== RAW RECORDS ==

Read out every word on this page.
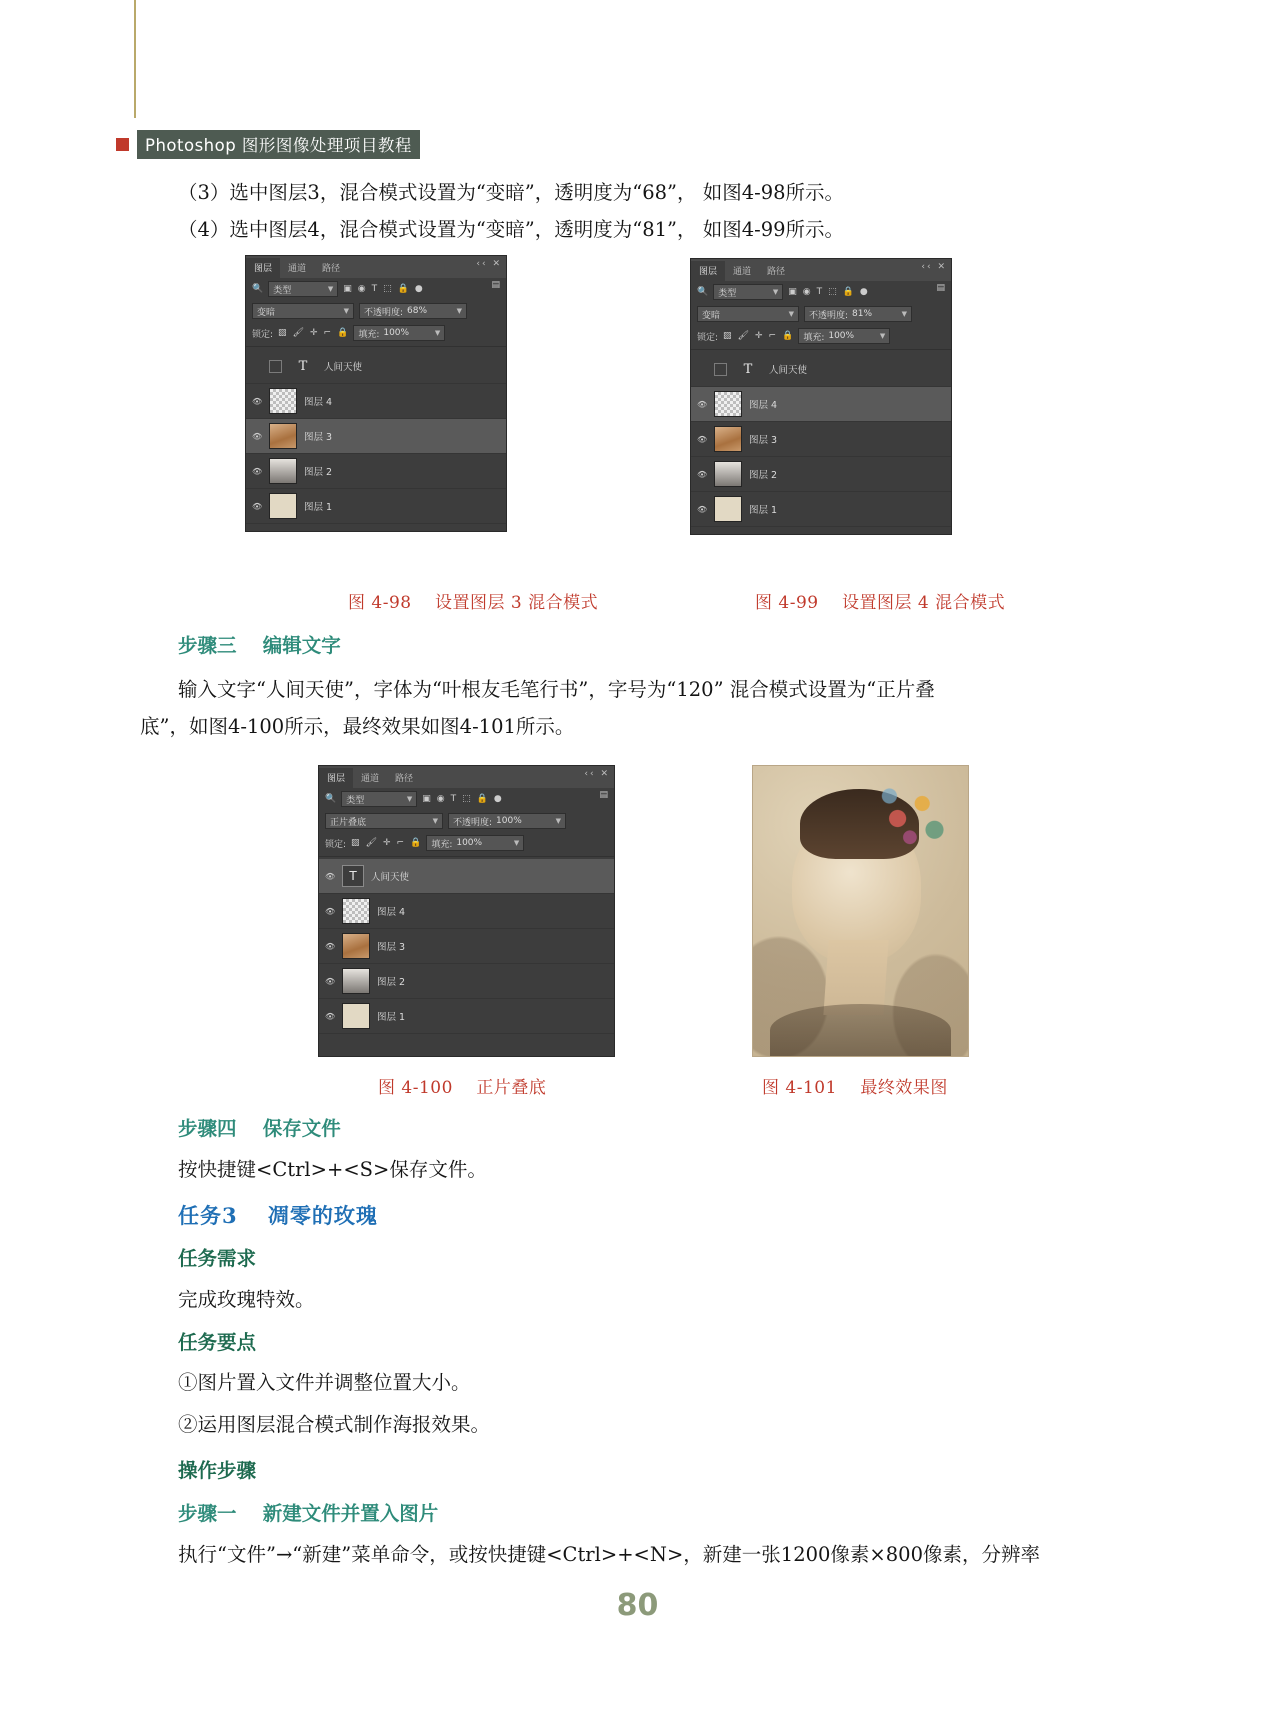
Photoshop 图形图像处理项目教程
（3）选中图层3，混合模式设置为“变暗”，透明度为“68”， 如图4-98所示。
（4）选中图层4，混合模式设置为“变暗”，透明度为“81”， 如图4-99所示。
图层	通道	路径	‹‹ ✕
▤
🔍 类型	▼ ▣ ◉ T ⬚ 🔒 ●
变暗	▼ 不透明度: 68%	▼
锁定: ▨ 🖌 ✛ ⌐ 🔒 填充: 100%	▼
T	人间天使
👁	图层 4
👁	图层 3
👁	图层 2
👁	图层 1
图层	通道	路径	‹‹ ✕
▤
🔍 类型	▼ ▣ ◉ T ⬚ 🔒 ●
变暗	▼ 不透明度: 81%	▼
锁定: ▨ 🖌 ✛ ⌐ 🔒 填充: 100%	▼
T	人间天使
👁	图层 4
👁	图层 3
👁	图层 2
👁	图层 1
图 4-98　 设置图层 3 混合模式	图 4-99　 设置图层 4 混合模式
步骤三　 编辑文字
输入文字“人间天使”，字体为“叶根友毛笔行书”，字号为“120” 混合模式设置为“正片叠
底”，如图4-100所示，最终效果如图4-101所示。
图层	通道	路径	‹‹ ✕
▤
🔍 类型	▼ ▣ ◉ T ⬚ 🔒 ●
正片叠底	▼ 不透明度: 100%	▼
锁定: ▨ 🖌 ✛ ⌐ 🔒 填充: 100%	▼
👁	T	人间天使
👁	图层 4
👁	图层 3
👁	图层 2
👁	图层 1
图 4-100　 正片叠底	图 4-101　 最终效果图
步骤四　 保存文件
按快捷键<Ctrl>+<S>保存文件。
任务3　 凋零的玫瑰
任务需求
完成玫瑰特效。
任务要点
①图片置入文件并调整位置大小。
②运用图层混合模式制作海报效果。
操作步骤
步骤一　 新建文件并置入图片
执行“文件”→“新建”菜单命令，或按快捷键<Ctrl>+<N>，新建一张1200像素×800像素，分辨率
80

===

* _STATED TASK_: Reproduce the material above verbatim; omit every picture.

* _REPLY_:
Read out every word on this page.
Photoshop 图形图像处理项目教程
（3）选中图层3，混合模式设置为“变暗”，透明度为“68”， 如图4-98所示。
（4）选中图层4，混合模式设置为“变暗”，透明度为“81”， 如图4-99所示。
图层	通道	路径	‹‹ ✕
▤
🔍 类型	▼ ▣ ◉ T ⬚ 🔒 ●
变暗	▼ 不透明度: 68%	▼
锁定: ▨ 🖌 ✛ ⌐ 🔒 填充: 100%	▼
T	人间天使
👁	图层 4
👁	图层 3
👁	图层 2
👁	图层 1
图层	通道	路径	‹‹ ✕
▤
🔍 类型	▼ ▣ ◉ T ⬚ 🔒 ●
变暗	▼ 不透明度: 81%	▼
锁定: ▨ 🖌 ✛ ⌐ 🔒 填充: 100%	▼
T	人间天使
👁	图层 4
👁	图层 3
👁	图层 2
👁	图层 1
图 4-98　 设置图层 3 混合模式	图 4-99　 设置图层 4 混合模式
步骤三　 编辑文字
输入文字“人间天使”，字体为“叶根友毛笔行书”，字号为“120” 混合模式设置为“正片叠
底”，如图4-100所示，最终效果如图4-101所示。
图层	通道	路径	‹‹ ✕
▤
🔍 类型	▼ ▣ ◉ T ⬚ 🔒 ●
正片叠底	▼ 不透明度: 100%	▼
锁定: ▨ 🖌 ✛ ⌐ 🔒 填充: 100%	▼
👁	T	人间天使
👁	图层 4
👁	图层 3
👁	图层 2
👁	图层 1
图 4-100　 正片叠底	图 4-101　 最终效果图
步骤四　 保存文件
按快捷键<Ctrl>+<S>保存文件。
任务3　 凋零的玫瑰
任务需求
完成玫瑰特效。
任务要点
①图片置入文件并调整位置大小。
②运用图层混合模式制作海报效果。
操作步骤
步骤一　 新建文件并置入图片
执行“文件”→“新建”菜单命令，或按快捷键<Ctrl>+<N>，新建一张1200像素×800像素，分辨率
80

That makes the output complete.